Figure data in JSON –

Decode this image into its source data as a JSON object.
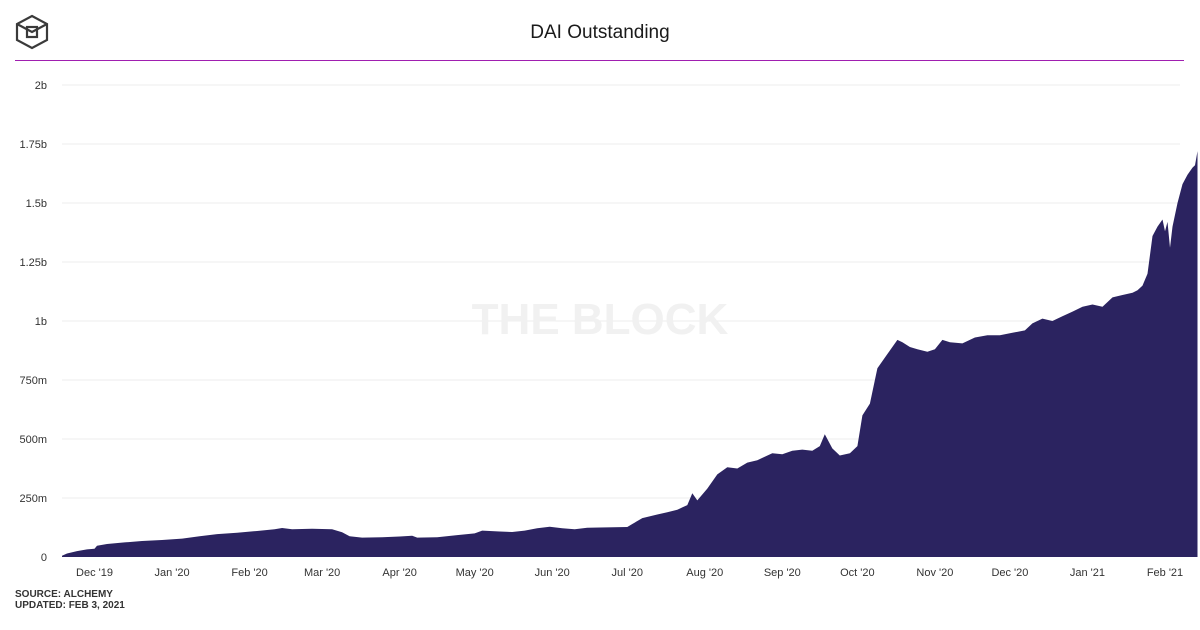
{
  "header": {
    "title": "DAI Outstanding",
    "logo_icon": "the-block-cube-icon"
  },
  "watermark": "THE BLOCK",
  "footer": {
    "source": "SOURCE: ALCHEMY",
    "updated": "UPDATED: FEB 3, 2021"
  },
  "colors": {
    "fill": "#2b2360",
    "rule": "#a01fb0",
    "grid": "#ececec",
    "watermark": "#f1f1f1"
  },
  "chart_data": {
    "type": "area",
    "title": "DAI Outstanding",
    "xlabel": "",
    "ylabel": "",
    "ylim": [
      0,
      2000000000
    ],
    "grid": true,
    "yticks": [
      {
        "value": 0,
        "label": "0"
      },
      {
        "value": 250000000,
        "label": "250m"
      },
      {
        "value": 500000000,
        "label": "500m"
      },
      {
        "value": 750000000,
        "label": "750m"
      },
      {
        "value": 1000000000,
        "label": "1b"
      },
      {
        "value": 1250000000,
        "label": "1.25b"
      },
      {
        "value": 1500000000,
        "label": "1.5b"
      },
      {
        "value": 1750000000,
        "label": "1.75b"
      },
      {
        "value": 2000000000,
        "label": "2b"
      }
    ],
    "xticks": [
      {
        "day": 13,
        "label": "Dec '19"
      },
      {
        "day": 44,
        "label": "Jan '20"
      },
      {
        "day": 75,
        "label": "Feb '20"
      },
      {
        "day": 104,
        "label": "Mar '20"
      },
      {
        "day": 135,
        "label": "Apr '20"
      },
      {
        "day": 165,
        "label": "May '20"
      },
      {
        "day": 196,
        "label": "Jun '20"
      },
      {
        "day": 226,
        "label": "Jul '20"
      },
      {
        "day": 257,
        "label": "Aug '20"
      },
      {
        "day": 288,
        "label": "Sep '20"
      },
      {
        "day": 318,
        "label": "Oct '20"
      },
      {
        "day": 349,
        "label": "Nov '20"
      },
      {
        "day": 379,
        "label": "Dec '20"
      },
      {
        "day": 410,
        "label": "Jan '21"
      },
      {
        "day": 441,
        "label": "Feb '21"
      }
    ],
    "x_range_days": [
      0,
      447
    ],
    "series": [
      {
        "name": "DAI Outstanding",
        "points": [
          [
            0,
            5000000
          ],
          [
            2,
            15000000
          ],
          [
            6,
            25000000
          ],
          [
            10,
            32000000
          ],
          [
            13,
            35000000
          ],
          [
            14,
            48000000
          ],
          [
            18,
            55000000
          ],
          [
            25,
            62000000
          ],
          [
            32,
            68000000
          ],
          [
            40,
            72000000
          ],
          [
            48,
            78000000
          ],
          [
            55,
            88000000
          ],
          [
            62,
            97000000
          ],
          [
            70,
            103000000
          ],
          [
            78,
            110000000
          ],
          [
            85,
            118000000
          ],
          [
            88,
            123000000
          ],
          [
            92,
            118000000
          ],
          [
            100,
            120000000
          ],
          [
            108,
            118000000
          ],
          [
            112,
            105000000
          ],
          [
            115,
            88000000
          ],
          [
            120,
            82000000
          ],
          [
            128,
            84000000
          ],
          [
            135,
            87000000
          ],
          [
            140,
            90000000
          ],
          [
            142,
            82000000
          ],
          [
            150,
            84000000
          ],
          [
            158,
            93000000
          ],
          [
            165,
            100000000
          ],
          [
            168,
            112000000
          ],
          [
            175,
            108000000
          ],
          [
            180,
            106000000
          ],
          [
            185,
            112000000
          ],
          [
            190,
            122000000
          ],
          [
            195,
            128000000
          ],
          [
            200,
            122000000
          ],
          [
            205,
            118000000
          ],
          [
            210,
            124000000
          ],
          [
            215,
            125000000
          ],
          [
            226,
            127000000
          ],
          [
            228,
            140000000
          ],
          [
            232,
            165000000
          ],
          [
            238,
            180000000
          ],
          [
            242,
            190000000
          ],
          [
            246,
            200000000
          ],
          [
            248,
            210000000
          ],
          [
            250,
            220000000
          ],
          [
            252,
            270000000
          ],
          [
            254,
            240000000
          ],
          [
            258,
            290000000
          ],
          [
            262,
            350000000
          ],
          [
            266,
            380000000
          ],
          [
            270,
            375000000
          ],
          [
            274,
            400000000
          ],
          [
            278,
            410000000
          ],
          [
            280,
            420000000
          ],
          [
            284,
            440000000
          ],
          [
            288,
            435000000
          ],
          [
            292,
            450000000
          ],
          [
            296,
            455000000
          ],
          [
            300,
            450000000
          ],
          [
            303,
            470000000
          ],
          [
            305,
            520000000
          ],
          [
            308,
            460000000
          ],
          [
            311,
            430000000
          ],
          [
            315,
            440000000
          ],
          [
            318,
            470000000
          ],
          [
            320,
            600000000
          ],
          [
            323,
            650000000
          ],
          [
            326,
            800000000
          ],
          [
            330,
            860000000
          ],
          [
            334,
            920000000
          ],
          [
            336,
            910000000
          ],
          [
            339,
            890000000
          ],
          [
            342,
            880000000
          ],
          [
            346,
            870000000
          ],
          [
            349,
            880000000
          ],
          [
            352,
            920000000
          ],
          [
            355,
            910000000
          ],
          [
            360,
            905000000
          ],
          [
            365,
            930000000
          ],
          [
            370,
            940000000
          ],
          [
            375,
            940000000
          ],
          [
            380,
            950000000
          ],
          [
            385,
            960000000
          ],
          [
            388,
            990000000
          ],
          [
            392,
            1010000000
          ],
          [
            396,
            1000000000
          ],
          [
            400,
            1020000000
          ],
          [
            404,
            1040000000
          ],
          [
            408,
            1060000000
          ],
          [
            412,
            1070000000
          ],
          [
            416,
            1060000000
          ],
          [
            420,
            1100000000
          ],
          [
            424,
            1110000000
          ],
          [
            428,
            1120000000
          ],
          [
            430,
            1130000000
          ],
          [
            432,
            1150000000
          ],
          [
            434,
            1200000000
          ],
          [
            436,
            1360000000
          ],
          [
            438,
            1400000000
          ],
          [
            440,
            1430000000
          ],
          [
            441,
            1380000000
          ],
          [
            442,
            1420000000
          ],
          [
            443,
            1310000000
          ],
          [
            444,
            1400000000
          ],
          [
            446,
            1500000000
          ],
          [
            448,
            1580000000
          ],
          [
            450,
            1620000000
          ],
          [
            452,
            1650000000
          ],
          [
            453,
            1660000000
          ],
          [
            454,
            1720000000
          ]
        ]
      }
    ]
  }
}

AIM – Scan the listing above for the word "value" and show each line where it is found.

EXERCISE ANSWER –
        "value": 0,
        "value": 250000000,
        "value": 500000000,
        "value": 750000000,
        "value": 1000000000,
        "value": 1250000000,
        "value": 1500000000,
        "value": 1750000000,
        "value": 2000000000,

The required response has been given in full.